What the exercise asks.
The answer should contain every entry below, copied exactly.

Source data.
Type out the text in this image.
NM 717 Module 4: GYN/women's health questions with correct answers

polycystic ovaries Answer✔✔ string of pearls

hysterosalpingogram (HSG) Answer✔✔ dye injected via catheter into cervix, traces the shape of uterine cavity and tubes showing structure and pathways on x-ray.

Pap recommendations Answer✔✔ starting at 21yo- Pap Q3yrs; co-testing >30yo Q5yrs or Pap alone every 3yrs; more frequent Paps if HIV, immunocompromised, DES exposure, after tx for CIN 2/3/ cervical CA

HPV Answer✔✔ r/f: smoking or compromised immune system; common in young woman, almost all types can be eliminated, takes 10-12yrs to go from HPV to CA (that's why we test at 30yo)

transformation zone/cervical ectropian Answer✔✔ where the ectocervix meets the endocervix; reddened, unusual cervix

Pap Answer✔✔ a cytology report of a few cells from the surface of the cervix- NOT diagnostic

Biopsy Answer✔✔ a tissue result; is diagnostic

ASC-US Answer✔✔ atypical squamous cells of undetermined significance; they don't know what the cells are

Response to the task.
Type out the text in this image.
NM 717 Module 4: GYN/women's health questions with correct answers

polycystic ovaries Answer✔✔ string of pearls

hysterosalpingogram (HSG) Answer✔✔ dye injected via catheter into cervix, traces the shape of uterine cavity and tubes showing structure and pathways on x-ray.

Pap recommendations Answer✔✔ starting at 21yo- Pap Q3yrs; co-testing >30yo Q5yrs or Pap alone every 3yrs; more frequent Paps if HIV, immunocompromised, DES exposure, after tx for CIN 2/3/ cervical CA

HPV Answer✔✔ r/f: smoking or compromised immune system; common in young woman, almost all types can be eliminated, takes 10-12yrs to go from HPV to CA (that's why we test at 30yo)

transformation zone/cervical ectropian Answer✔✔ where the ectocervix meets the endocervix; reddened, unusual cervix

Pap Answer✔✔ a cytology report of a few cells from the surface of the cervix- NOT diagnostic

Biopsy Answer✔✔ a tissue result; is diagnostic

ASC-US Answer✔✔ atypical squamous cells of undetermined significance; they don't know what the cells are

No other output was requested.